__Material provided__.
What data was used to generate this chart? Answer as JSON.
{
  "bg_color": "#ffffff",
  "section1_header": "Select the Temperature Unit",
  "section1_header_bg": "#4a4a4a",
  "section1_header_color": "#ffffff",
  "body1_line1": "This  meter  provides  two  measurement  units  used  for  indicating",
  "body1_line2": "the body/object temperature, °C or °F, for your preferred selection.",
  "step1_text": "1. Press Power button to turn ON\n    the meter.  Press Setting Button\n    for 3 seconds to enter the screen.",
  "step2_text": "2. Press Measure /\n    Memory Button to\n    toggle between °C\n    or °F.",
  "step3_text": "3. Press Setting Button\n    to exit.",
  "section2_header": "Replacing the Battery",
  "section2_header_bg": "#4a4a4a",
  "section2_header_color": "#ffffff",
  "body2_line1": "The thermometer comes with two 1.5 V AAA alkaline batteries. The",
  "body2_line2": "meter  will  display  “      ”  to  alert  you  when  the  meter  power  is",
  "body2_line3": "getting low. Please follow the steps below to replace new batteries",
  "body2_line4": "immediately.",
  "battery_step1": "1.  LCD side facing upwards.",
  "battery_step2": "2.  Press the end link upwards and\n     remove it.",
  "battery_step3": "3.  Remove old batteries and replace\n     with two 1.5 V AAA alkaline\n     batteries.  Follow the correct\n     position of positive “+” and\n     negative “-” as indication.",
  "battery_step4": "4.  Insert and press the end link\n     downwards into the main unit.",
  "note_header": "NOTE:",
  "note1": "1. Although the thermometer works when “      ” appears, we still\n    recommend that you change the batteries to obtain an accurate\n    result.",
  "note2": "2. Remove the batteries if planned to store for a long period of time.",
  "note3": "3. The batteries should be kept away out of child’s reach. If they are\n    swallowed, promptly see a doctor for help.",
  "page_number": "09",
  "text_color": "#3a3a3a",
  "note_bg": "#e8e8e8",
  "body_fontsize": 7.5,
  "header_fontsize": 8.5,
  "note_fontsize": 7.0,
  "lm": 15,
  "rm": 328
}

__Task goal__. Repeat the records above in full, character for character.

__Complete response__.
What data was used to generate this chart? Answer as JSON.
{
  "bg_color": "#ffffff",
  "section1_header": "Select the Temperature Unit",
  "section1_header_bg": "#4a4a4a",
  "section1_header_color": "#ffffff",
  "body1_line1": "This  meter  provides  two  measurement  units  used  for  indicating",
  "body1_line2": "the body/object temperature, °C or °F, for your preferred selection.",
  "step1_text": "1. Press Power button to turn ON\n    the meter.  Press Setting Button\n    for 3 seconds to enter the screen.",
  "step2_text": "2. Press Measure /\n    Memory Button to\n    toggle between °C\n    or °F.",
  "step3_text": "3. Press Setting Button\n    to exit.",
  "section2_header": "Replacing the Battery",
  "section2_header_bg": "#4a4a4a",
  "section2_header_color": "#ffffff",
  "body2_line1": "The thermometer comes with two 1.5 V AAA alkaline batteries. The",
  "body2_line2": "meter  will  display  “      ”  to  alert  you  when  the  meter  power  is",
  "body2_line3": "getting low. Please follow the steps below to replace new batteries",
  "body2_line4": "immediately.",
  "battery_step1": "1.  LCD side facing upwards.",
  "battery_step2": "2.  Press the end link upwards and\n     remove it.",
  "battery_step3": "3.  Remove old batteries and replace\n     with two 1.5 V AAA alkaline\n     batteries.  Follow the correct\n     position of positive “+” and\n     negative “-” as indication.",
  "battery_step4": "4.  Insert and press the end link\n     downwards into the main unit.",
  "note_header": "NOTE:",
  "note1": "1. Although the thermometer works when “      ” appears, we still\n    recommend that you change the batteries to obtain an accurate\n    result.",
  "note2": "2. Remove the batteries if planned to store for a long period of time.",
  "note3": "3. The batteries should be kept away out of child’s reach. If they are\n    swallowed, promptly see a doctor for help.",
  "page_number": "09",
  "text_color": "#3a3a3a",
  "note_bg": "#e8e8e8",
  "body_fontsize": 7.5,
  "header_fontsize": 8.5,
  "note_fontsize": 7.0,
  "lm": 15,
  "rm": 328
}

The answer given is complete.